---------- Record excerpts ----------
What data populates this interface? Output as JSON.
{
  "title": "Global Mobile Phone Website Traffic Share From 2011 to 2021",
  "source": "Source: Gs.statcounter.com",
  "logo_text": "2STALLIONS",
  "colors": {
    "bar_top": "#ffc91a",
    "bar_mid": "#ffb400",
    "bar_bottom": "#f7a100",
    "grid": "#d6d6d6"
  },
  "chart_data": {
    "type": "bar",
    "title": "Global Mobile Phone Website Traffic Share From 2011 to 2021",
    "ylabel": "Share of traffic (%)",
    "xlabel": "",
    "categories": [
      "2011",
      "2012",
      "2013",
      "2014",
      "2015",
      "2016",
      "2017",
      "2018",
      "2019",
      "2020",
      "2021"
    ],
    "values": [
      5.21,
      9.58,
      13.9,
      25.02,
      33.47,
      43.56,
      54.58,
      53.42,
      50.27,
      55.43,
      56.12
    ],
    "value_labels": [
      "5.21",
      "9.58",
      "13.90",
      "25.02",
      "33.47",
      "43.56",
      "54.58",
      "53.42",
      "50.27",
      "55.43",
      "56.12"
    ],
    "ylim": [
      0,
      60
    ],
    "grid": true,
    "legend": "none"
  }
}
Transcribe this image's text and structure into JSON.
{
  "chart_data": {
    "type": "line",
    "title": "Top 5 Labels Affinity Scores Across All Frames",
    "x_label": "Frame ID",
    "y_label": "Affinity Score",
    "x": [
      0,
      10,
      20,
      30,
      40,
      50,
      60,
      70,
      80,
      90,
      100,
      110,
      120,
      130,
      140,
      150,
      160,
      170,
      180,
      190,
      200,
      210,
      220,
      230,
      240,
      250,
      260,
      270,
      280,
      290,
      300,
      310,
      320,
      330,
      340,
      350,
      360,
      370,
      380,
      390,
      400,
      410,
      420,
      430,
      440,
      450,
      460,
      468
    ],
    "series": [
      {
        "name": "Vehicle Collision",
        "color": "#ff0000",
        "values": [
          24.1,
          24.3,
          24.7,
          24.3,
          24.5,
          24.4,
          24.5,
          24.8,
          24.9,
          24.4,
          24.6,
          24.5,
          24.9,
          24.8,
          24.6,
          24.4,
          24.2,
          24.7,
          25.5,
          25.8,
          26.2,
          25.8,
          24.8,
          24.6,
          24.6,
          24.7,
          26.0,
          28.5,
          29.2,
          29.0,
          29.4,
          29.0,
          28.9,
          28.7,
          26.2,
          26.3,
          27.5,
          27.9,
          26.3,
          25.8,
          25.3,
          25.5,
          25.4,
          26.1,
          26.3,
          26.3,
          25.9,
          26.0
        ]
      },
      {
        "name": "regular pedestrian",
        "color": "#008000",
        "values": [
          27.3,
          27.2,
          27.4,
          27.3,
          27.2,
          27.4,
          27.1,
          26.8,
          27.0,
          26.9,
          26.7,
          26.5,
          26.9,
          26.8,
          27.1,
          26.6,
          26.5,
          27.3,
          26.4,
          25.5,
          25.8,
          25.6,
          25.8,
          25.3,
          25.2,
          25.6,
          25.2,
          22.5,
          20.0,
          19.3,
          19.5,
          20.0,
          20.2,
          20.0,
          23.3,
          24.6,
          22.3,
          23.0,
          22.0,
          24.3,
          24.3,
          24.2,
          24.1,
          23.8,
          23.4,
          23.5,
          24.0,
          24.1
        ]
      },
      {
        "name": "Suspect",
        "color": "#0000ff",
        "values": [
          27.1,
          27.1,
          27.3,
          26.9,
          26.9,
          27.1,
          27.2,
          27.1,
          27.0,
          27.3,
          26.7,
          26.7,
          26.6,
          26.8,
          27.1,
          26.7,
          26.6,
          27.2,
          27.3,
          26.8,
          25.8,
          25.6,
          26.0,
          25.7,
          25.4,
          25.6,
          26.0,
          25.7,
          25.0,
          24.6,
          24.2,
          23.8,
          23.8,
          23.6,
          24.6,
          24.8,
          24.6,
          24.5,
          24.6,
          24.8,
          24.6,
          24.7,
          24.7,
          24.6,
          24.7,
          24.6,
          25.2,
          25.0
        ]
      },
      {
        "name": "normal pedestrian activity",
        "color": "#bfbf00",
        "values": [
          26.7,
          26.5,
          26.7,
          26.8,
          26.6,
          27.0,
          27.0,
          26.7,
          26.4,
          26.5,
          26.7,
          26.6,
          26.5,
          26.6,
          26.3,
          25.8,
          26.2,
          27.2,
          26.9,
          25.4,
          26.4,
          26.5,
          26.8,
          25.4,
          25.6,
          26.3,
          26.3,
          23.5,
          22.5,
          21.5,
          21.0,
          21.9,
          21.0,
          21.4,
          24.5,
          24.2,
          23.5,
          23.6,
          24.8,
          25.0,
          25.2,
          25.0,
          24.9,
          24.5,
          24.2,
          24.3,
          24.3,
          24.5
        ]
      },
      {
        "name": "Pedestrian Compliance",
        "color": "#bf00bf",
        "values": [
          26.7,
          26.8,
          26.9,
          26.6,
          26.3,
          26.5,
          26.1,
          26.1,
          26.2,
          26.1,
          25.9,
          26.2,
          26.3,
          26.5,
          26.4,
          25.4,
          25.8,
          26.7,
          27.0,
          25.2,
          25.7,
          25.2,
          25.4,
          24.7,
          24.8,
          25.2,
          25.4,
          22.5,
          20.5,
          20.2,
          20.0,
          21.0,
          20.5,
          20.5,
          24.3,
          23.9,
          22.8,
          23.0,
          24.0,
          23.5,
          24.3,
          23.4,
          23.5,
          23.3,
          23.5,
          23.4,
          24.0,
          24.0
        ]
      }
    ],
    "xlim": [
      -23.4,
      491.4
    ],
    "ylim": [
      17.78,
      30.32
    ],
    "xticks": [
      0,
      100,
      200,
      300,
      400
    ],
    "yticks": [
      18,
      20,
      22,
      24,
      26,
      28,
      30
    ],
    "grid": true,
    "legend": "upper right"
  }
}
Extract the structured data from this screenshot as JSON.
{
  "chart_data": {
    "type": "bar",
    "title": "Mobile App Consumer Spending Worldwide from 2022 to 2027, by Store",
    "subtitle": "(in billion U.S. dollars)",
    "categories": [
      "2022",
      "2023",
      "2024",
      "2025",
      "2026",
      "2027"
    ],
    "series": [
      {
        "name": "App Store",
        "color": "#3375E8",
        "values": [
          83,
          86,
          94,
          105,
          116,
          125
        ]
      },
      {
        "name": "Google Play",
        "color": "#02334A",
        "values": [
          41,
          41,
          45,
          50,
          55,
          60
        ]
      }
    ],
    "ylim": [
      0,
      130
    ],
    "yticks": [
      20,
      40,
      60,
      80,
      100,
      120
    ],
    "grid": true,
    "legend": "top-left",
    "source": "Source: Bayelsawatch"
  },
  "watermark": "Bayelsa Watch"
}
----------
*Task prompt*: Would you restate each of the entries word for word?

*Exercise result*:
What data populates this interface? Output as JSON.
{
  "title": "Global Mobile Phone Website Traffic Share From 2011 to 2021",
  "source": "Source: Gs.statcounter.com",
  "logo_text": "2STALLIONS",
  "colors": {
    "bar_top": "#ffc91a",
    "bar_mid": "#ffb400",
    "bar_bottom": "#f7a100",
    "grid": "#d6d6d6"
  },
  "chart_data": {
    "type": "bar",
    "title": "Global Mobile Phone Website Traffic Share From 2011 to 2021",
    "ylabel": "Share of traffic (%)",
    "xlabel": "",
    "categories": [
      "2011",
      "2012",
      "2013",
      "2014",
      "2015",
      "2016",
      "2017",
      "2018",
      "2019",
      "2020",
      "2021"
    ],
    "values": [
      5.21,
      9.58,
      13.9,
      25.02,
      33.47,
      43.56,
      54.58,
      53.42,
      50.27,
      55.43,
      56.12
    ],
    "value_labels": [
      "5.21",
      "9.58",
      "13.90",
      "25.02",
      "33.47",
      "43.56",
      "54.58",
      "53.42",
      "50.27",
      "55.43",
      "56.12"
    ],
    "ylim": [
      0,
      60
    ],
    "grid": true,
    "legend": "none"
  }
}
Transcribe this image's text and structure into JSON.
{
  "chart_data": {
    "type": "line",
    "title": "Top 5 Labels Affinity Scores Across All Frames",
    "x_label": "Frame ID",
    "y_label": "Affinity Score",
    "x": [
      0,
      10,
      20,
      30,
      40,
      50,
      60,
      70,
      80,
      90,
      100,
      110,
      120,
      130,
      140,
      150,
      160,
      170,
      180,
      190,
      200,
      210,
      220,
      230,
      240,
      250,
      260,
      270,
      280,
      290,
      300,
      310,
      320,
      330,
      340,
      350,
      360,
      370,
      380,
      390,
      400,
      410,
      420,
      430,
      440,
      450,
      460,
      468
    ],
    "series": [
      {
        "name": "Vehicle Collision",
        "color": "#ff0000",
        "values": [
          24.1,
          24.3,
          24.7,
          24.3,
          24.5,
          24.4,
          24.5,
          24.8,
          24.9,
          24.4,
          24.6,
          24.5,
          24.9,
          24.8,
          24.6,
          24.4,
          24.2,
          24.7,
          25.5,
          25.8,
          26.2,
          25.8,
          24.8,
          24.6,
          24.6,
          24.7,
          26.0,
          28.5,
          29.2,
          29.0,
          29.4,
          29.0,
          28.9,
          28.7,
          26.2,
          26.3,
          27.5,
          27.9,
          26.3,
          25.8,
          25.3,
          25.5,
          25.4,
          26.1,
          26.3,
          26.3,
          25.9,
          26.0
        ]
      },
      {
        "name": "regular pedestrian",
        "color": "#008000",
        "values": [
          27.3,
          27.2,
          27.4,
          27.3,
          27.2,
          27.4,
          27.1,
          26.8,
          27.0,
          26.9,
          26.7,
          26.5,
          26.9,
          26.8,
          27.1,
          26.6,
          26.5,
          27.3,
          26.4,
          25.5,
          25.8,
          25.6,
          25.8,
          25.3,
          25.2,
          25.6,
          25.2,
          22.5,
          20.0,
          19.3,
          19.5,
          20.0,
          20.2,
          20.0,
          23.3,
          24.6,
          22.3,
          23.0,
          22.0,
          24.3,
          24.3,
          24.2,
          24.1,
          23.8,
          23.4,
          23.5,
          24.0,
          24.1
        ]
      },
      {
        "name": "Suspect",
        "color": "#0000ff",
        "values": [
          27.1,
          27.1,
          27.3,
          26.9,
          26.9,
          27.1,
          27.2,
          27.1,
          27.0,
          27.3,
          26.7,
          26.7,
          26.6,
          26.8,
          27.1,
          26.7,
          26.6,
          27.2,
          27.3,
          26.8,
          25.8,
          25.6,
          26.0,
          25.7,
          25.4,
          25.6,
          26.0,
          25.7,
          25.0,
          24.6,
          24.2,
          23.8,
          23.8,
          23.6,
          24.6,
          24.8,
          24.6,
          24.5,
          24.6,
          24.8,
          24.6,
          24.7,
          24.7,
          24.6,
          24.7,
          24.6,
          25.2,
          25.0
        ]
      },
      {
        "name": "normal pedestrian activity",
        "color": "#bfbf00",
        "values": [
          26.7,
          26.5,
          26.7,
          26.8,
          26.6,
          27.0,
          27.0,
          26.7,
          26.4,
          26.5,
          26.7,
          26.6,
          26.5,
          26.6,
          26.3,
          25.8,
          26.2,
          27.2,
          26.9,
          25.4,
          26.4,
          26.5,
          26.8,
          25.4,
          25.6,
          26.3,
          26.3,
          23.5,
          22.5,
          21.5,
          21.0,
          21.9,
          21.0,
          21.4,
          24.5,
          24.2,
          23.5,
          23.6,
          24.8,
          25.0,
          25.2,
          25.0,
          24.9,
          24.5,
          24.2,
          24.3,
          24.3,
          24.5
        ]
      },
      {
        "name": "Pedestrian Compliance",
        "color": "#bf00bf",
        "values": [
          26.7,
          26.8,
          26.9,
          26.6,
          26.3,
          26.5,
          26.1,
          26.1,
          26.2,
          26.1,
          25.9,
          26.2,
          26.3,
          26.5,
          26.4,
          25.4,
          25.8,
          26.7,
          27.0,
          25.2,
          25.7,
          25.2,
          25.4,
          24.7,
          24.8,
          25.2,
          25.4,
          22.5,
          20.5,
          20.2,
          20.0,
          21.0,
          20.5,
          20.5,
          24.3,
          23.9,
          22.8,
          23.0,
          24.0,
          23.5,
          24.3,
          23.4,
          23.5,
          23.3,
          23.5,
          23.4,
          24.0,
          24.0
        ]
      }
    ],
    "xlim": [
      -23.4,
      491.4
    ],
    "ylim": [
      17.78,
      30.32
    ],
    "xticks": [
      0,
      100,
      200,
      300,
      400
    ],
    "yticks": [
      18,
      20,
      22,
      24,
      26,
      28,
      30
    ],
    "grid": true,
    "legend": "upper right"
  }
}
Extract the structured data from this screenshot as JSON.
{
  "chart_data": {
    "type": "bar",
    "title": "Mobile App Consumer Spending Worldwide from 2022 to 2027, by Store",
    "subtitle": "(in billion U.S. dollars)",
    "categories": [
      "2022",
      "2023",
      "2024",
      "2025",
      "2026",
      "2027"
    ],
    "series": [
      {
        "name": "App Store",
        "color": "#3375E8",
        "values": [
          83,
          86,
          94,
          105,
          116,
          125
        ]
      },
      {
        "name": "Google Play",
        "color": "#02334A",
        "values": [
          41,
          41,
          45,
          50,
          55,
          60
        ]
      }
    ],
    "ylim": [
      0,
      130
    ],
    "yticks": [
      20,
      40,
      60,
      80,
      100,
      120
    ],
    "grid": true,
    "legend": "top-left",
    "source": "Source: Bayelsawatch"
  },
  "watermark": "Bayelsa Watch"
}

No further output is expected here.